Task list:
- 1) In the blog post about entertainment, shorten the paragraph beginning "I've long believed that you can tell a lot" while keeping its main facts.
- 2) Carry on the blog post about entertainment from its last line.

Monday, May 14, 2012

The Internet Just Wants a Hug


I've long believed that you can tell a lot about a civilization by its entertainment. When Romans loved to watch people fight to death in gladiator fights, it said something about what large percentages of that people found entertaining, and the same can be said today. When reality shows and Saw sequels make so much money that studios will not stop making them, it says something about the civilization that we live in. It says that a large enough percentage of our population loves watching dumb people and fictional torture that the people who bring us our entertainment will make sure we are never without a steady supply of new idiots to gawk at and fresh and innovative ways of killing people painfully. But if people in general really do love these things, how come Hollywood says it's struggling? If our entertainment is being made based on what people really want, why does everyone complain that there's nothing good on TV? The entertainment industry has begun to base nearly all of its production line on what's lucrative, but given the growing despondency of audiences, I'm starting to think that money making can be deceptive as to letting us know what people really want. After all, a movie can flop for stupid, stupid reasons, and the same can be said for success. Reality shows, while they certainly have their audience, are really so popular with TV execs because they're cheap to make when script writers aren't being paid. Meanwhile, John Carter, a great movie with a pretty high audience satisfaction rate, pulled in low audiences because of a terribly executed ad campaign and is considered a flop chiefly because its budget was way higher than what it made back. So what can give an accurate depiction of what people are looking for in entertainment? Hows about just straight up asking them?

This is what brings me to the internet.

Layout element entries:
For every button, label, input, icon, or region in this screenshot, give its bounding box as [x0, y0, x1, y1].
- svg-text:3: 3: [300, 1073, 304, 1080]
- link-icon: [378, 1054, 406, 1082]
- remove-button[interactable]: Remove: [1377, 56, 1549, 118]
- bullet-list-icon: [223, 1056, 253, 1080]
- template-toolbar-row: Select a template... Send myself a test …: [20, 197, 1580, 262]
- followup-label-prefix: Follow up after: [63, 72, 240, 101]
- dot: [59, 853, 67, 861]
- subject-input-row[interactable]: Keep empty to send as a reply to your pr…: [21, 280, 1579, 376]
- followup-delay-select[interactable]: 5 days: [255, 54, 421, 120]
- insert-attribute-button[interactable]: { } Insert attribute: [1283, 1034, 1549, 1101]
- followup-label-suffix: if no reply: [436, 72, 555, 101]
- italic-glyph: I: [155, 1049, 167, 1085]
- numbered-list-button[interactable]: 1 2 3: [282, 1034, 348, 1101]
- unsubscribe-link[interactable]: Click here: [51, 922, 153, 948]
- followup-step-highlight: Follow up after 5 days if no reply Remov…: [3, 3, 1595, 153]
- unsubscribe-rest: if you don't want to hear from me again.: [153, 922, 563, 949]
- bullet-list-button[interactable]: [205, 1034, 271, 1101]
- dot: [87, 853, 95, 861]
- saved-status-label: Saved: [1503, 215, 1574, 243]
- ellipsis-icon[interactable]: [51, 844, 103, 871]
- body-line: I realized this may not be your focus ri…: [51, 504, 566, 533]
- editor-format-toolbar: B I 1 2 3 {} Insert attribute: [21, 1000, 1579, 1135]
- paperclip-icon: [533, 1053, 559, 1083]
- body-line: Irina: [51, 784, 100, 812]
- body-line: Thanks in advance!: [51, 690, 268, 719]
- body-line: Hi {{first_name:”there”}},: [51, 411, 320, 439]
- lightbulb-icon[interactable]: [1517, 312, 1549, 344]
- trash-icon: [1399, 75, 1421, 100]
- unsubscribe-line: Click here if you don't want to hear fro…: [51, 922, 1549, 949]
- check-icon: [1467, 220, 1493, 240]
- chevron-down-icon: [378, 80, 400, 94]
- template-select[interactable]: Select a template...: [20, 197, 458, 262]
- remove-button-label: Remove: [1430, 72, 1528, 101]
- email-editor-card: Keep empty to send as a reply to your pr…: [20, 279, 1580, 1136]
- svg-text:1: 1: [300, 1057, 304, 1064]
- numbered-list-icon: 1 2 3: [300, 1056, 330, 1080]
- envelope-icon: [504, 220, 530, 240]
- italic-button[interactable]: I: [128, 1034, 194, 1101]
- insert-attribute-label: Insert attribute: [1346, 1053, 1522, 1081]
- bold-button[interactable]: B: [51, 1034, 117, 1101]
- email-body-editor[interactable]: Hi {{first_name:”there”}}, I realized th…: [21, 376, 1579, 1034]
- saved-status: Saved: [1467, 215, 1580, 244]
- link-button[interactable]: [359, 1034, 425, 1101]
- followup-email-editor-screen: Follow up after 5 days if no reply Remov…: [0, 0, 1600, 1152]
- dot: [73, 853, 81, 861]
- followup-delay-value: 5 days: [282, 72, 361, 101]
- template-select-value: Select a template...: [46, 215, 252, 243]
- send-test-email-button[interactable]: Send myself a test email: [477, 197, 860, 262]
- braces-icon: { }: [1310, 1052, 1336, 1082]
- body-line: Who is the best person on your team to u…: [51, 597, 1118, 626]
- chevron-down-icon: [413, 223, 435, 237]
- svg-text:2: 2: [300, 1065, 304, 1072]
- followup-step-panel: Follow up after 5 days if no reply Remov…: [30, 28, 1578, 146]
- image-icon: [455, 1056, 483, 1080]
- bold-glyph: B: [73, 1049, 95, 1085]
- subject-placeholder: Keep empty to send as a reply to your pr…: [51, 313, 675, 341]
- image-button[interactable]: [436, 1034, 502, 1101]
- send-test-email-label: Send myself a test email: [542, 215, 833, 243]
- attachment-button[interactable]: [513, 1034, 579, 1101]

Final answers:
- 1) A civilization's entertainment reveals a lot about it. The Romans' love of gladiator fights showed what they enjoyed, and today the profits from reality shows and Saw sequels mean studios keep supplying idiots to gawk at and new ways of killing people painfully. Yet if people truly love these things, Hollywood would not say it is struggling and everyone would not complain that nothing good is on TV. The industry now bases nearly all production on what is lucrative, but money can mislead about what people really want, since movies can flop or succeed for stupid reasons. TV executives favor reality shows mainly because they are cheap when script writers aren't paid. John Carter, a great movie with high audience satisfaction, drew small audiences because of a badly executed ad campaign and counts as a flop chiefly because its budget far exceeded what it earned. The better way to learn what people want is to ask them directly.

- 2)
You see, the internet right now can truly be said to be a cross section of humanity. Not long ago, that statement wouldn't have been accurate. The early internet was comprised mostly of brainy types, because only people who were good with computers could maintain or navigate early websites. Most of the sites that popped up at the beginning, therefore, catered towards the likes and dislikes of that demographic. This opened up a cycle that caused more nerdy people to flock to the internet, and more sites to pop up that were tailor made for nerds. Even as the internet grew and offered a little something for everyone, it first took the form of sites and forums for fans of certain things. Even when there were forums for sports teams and musicians, it still meant that most websites were essentially made for one demographic at a time.

This is basically as unreadable as Egyptian hieroglyphics.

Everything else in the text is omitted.